> _WHAT YOU NEED TO DO_: From the entries below, count every line that contains the word "glyph". Please give the number and nothing else.

Dataset items:

....

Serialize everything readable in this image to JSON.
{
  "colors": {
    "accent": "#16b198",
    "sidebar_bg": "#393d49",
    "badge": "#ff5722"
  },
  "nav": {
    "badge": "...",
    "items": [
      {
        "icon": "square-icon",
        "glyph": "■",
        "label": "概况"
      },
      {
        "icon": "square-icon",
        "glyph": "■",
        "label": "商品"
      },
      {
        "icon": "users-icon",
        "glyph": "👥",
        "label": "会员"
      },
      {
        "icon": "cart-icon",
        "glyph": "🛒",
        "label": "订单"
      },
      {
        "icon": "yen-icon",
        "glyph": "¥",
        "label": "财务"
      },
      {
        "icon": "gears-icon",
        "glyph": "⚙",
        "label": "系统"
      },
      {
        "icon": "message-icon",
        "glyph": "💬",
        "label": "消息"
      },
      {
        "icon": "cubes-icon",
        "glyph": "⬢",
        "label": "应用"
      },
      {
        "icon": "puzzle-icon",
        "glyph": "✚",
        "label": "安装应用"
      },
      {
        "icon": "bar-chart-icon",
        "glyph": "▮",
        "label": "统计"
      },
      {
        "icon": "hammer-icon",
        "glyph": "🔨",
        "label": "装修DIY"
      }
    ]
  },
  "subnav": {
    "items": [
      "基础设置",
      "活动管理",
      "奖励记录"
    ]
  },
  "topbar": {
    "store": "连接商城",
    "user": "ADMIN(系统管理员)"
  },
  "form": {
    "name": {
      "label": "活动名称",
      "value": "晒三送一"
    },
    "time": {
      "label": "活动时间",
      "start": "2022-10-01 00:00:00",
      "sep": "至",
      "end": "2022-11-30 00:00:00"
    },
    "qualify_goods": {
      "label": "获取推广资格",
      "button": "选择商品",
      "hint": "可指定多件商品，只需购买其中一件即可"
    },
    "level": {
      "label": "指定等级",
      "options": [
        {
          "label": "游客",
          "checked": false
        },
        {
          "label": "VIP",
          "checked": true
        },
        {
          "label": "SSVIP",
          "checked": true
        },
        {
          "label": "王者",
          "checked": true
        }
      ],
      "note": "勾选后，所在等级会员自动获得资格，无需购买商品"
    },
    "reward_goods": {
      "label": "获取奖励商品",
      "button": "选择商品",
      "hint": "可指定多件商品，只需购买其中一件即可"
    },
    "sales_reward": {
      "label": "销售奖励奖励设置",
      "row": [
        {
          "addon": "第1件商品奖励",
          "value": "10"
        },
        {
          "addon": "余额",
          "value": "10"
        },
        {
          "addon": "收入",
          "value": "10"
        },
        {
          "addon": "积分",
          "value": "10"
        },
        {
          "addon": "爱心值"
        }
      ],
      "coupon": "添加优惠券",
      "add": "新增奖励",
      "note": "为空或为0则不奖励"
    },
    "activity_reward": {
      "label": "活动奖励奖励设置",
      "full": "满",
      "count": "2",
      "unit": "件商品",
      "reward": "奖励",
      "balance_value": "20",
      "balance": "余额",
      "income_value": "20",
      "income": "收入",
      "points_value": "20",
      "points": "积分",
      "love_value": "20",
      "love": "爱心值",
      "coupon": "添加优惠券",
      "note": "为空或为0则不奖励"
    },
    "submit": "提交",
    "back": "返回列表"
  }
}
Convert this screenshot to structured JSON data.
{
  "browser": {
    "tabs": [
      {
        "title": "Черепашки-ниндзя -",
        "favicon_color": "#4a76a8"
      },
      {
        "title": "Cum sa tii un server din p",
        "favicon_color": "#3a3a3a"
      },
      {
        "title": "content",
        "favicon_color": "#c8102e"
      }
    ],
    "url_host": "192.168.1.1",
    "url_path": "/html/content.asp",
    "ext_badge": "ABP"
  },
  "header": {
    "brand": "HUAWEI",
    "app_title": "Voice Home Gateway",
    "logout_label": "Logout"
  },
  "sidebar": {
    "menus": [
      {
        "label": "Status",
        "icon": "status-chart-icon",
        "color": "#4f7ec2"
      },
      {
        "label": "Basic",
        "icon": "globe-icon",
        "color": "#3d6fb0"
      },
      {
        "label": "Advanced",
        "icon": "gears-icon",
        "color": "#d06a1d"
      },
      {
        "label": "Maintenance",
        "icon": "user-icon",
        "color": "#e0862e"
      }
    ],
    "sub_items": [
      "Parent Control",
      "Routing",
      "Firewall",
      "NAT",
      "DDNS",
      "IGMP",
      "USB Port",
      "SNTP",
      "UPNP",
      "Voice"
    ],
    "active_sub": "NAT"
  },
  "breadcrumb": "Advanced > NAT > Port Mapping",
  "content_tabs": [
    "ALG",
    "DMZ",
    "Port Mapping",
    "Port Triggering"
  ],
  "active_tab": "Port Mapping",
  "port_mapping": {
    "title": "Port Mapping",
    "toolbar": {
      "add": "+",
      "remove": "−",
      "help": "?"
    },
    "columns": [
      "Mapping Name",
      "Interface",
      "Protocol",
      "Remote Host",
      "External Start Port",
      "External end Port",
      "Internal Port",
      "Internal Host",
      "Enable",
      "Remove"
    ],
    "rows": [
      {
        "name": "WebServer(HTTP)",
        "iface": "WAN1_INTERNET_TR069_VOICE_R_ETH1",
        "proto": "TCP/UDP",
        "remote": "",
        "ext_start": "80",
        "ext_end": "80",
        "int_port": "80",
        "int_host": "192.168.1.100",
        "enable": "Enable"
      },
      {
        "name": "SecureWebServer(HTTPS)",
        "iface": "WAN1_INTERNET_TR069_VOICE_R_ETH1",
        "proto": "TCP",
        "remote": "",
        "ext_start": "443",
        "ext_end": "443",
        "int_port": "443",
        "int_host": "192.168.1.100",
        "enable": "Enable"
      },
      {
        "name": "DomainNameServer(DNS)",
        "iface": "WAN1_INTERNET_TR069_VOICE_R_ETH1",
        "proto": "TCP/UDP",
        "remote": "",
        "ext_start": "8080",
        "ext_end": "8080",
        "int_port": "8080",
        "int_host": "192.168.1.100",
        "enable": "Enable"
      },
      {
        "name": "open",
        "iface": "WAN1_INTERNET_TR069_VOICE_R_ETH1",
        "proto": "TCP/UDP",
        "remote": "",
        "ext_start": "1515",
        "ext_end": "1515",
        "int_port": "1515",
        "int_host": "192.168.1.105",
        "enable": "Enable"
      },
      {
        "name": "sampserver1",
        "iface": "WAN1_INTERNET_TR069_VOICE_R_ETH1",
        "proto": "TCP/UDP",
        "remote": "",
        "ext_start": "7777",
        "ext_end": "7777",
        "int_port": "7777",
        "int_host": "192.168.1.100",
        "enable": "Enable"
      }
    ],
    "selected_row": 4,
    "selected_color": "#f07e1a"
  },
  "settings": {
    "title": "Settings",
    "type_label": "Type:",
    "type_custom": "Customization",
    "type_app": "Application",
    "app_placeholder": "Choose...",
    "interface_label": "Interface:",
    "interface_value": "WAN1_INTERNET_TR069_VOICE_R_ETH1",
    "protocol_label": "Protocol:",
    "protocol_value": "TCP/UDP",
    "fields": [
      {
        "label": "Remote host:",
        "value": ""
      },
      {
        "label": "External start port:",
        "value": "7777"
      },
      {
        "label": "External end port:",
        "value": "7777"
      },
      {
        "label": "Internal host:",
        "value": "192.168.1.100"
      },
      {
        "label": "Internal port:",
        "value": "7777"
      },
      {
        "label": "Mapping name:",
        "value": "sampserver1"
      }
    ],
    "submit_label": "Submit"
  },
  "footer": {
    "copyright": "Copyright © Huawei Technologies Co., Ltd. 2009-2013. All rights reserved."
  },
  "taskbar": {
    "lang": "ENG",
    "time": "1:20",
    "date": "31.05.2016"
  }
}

....

> _CORRECT RESULT_: 11